— Start of DATA PROVIDED —

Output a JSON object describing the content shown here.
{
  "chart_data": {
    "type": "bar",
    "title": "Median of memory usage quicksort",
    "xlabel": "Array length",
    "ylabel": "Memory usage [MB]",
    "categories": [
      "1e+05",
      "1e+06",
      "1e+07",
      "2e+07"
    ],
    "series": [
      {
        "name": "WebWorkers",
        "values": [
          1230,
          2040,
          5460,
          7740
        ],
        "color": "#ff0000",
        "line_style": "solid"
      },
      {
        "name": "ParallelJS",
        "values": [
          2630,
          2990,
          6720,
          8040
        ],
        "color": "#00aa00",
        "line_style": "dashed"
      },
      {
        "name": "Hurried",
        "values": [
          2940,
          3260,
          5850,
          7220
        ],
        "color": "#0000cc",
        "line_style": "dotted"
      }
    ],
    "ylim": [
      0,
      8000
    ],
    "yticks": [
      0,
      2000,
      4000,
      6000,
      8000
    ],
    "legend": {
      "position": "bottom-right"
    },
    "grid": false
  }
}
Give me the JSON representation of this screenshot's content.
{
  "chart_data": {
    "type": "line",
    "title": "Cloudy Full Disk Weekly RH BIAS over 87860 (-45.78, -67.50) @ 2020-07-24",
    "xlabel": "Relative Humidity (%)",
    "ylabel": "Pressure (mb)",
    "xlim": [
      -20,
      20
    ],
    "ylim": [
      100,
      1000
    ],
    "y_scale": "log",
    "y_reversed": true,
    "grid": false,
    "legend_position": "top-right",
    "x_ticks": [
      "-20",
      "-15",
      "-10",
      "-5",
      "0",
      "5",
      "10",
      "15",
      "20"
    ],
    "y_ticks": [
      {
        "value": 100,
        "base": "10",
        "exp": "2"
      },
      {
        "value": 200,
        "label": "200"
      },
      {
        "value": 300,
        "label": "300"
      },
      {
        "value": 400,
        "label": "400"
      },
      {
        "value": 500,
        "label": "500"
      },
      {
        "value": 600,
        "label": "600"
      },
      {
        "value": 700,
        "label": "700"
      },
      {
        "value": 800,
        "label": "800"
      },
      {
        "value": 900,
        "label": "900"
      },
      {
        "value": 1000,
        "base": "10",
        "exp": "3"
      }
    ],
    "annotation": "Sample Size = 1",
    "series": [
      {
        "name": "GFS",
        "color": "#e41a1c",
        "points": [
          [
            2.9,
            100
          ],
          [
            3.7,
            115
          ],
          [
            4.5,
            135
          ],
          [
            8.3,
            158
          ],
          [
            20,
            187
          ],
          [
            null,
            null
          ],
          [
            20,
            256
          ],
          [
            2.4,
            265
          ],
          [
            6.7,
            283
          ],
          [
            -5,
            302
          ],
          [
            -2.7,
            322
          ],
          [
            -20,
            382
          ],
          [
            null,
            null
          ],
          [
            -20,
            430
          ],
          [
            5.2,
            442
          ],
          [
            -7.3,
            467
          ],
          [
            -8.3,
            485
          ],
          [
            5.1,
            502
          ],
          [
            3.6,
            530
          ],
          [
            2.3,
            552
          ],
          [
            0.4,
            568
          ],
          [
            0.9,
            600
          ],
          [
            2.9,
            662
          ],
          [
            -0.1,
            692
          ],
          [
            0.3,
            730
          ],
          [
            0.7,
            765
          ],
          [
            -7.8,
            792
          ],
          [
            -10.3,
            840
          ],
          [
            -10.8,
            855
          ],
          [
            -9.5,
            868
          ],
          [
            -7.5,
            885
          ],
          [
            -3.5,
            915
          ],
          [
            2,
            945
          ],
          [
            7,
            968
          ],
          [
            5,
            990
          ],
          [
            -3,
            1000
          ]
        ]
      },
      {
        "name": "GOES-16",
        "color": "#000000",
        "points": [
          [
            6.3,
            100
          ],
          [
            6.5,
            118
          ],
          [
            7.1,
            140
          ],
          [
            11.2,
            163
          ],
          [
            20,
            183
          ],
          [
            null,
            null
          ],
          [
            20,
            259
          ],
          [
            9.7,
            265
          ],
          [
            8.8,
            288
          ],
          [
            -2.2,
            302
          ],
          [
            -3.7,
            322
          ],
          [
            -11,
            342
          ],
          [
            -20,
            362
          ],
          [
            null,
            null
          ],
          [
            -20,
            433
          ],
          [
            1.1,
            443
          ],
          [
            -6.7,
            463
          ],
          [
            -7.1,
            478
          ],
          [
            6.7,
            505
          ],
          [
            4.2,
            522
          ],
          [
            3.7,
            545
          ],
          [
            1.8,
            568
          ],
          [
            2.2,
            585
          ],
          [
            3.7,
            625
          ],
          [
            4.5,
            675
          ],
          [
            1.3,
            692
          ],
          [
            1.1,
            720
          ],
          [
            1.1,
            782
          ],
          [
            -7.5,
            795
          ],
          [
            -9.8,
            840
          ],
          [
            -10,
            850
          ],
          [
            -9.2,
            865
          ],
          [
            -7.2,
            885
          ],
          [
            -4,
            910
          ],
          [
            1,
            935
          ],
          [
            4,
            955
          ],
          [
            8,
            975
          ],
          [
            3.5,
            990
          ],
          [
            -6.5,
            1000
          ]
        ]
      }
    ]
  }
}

— End of DATA PROVIDED —

WORK TO COMPLETE – Using the records above, list each line that includes "usage".

CORRECT ANSWER –
    "title": "Median of memory usage quicksort",
    "ylabel": "Memory usage [MB]",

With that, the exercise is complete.